[Start of section]

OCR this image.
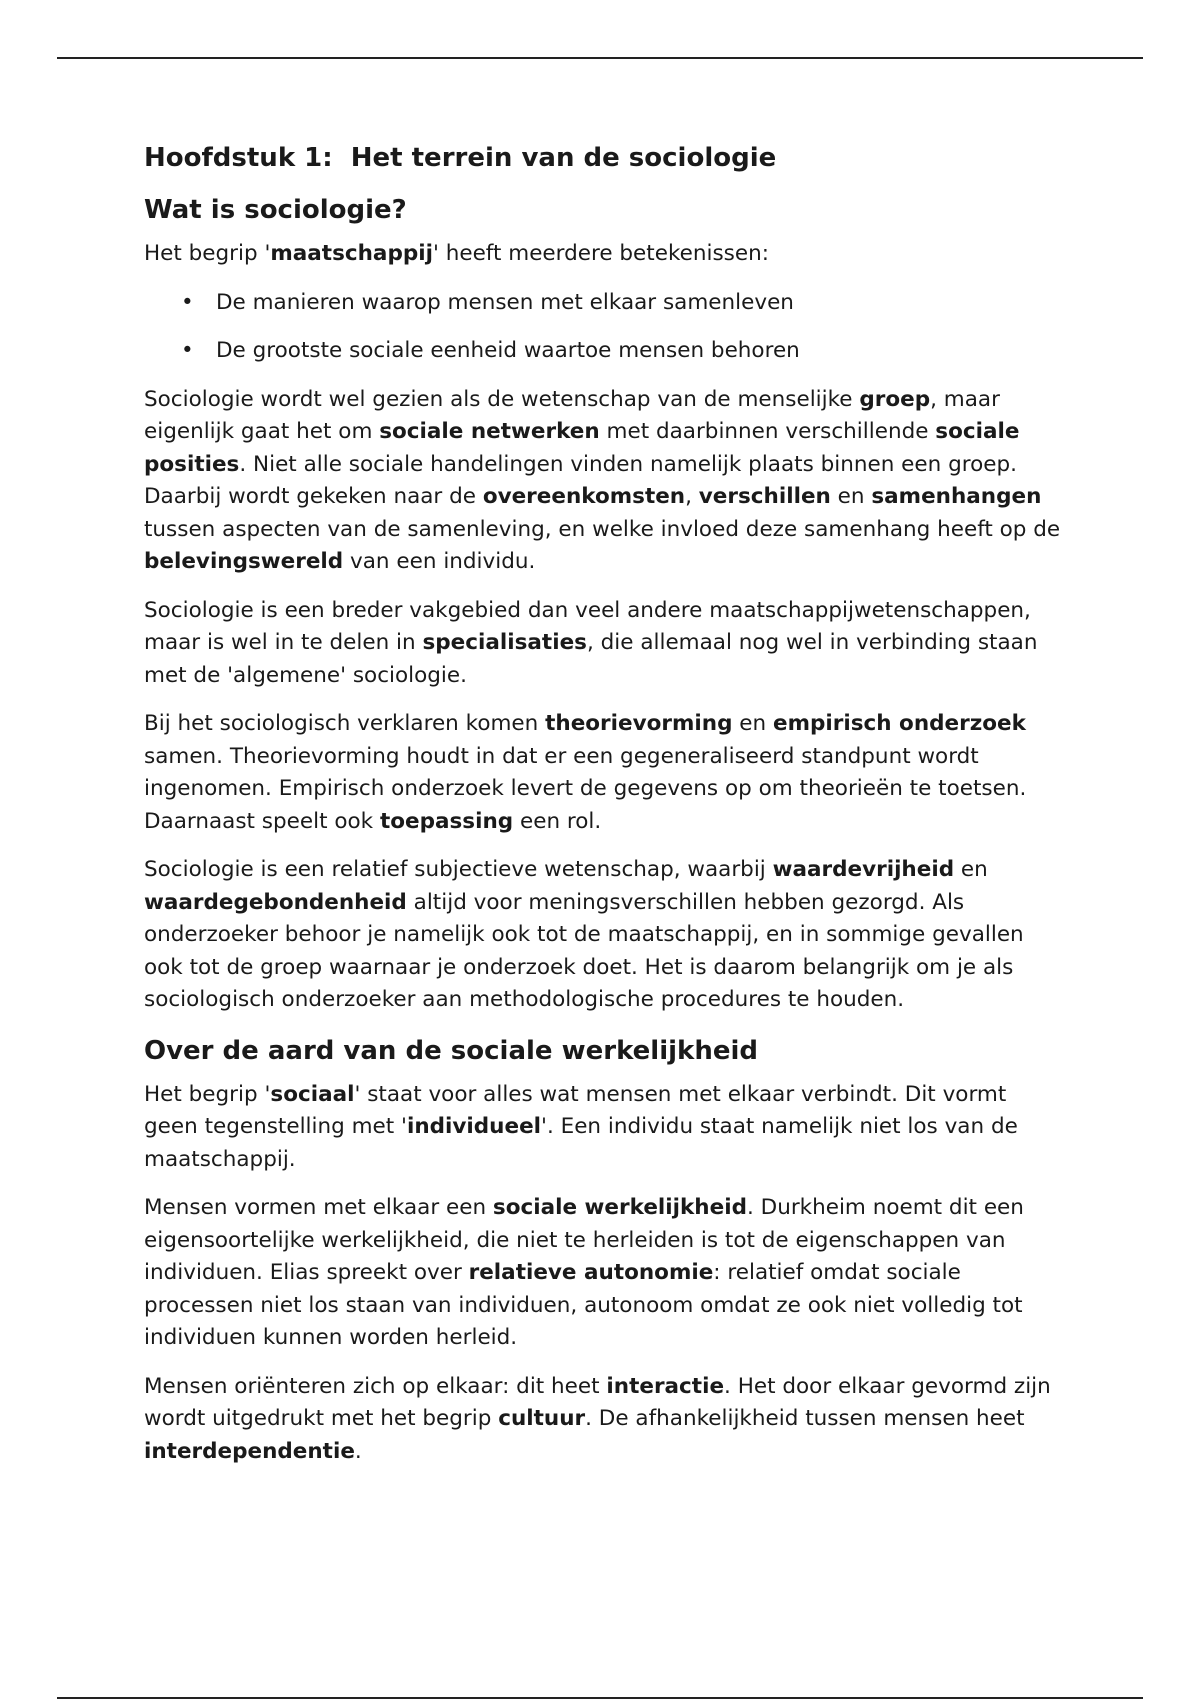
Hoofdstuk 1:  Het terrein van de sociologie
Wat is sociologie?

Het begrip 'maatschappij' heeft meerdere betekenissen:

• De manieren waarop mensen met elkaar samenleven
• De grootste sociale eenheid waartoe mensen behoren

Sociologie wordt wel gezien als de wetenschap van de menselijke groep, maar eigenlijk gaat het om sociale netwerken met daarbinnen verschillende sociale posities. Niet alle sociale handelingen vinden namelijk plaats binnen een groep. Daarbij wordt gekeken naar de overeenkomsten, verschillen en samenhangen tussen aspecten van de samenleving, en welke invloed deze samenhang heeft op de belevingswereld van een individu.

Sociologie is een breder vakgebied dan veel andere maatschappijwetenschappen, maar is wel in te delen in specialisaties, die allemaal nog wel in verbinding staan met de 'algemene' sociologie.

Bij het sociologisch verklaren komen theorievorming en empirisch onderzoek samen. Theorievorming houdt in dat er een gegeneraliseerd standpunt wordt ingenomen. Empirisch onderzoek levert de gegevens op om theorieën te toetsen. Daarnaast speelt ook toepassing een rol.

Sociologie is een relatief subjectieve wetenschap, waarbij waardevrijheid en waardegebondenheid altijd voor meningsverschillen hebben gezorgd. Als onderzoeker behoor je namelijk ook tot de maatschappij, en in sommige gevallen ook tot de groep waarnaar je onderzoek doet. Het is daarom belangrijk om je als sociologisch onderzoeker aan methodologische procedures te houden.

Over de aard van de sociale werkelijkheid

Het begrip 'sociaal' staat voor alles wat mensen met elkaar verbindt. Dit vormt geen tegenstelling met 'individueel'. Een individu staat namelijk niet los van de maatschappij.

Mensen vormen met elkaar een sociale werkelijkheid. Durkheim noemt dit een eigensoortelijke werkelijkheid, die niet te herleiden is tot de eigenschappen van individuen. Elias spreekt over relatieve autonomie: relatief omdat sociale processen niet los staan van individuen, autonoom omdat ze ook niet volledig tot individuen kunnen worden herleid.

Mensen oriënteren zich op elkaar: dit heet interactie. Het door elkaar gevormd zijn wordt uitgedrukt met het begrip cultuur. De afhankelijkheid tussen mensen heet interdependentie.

[End of section]

Your assignment: Check each line of the material for "maar". Copy the ones that have it.

Finished exercise:
Sociologie wordt wel gezien als de wetenschap van de menselijke groep, maar eigenlijk gaat het om sociale netwerken met daarbinnen verschillende sociale posities. Niet alle sociale handelingen vinden namelijk plaats binnen een groep. Daarbij wordt gekeken naar de overeenkomsten, verschillen en samenhangen tussen aspecten van de samenleving, en welke invloed deze samenhang heeft op de belevingswereld van een individu.
Sociologie is een breder vakgebied dan veel andere maatschappijwetenschappen, maar is wel in te delen in specialisaties, die allemaal nog wel in verbinding staan met de 'algemene' sociologie.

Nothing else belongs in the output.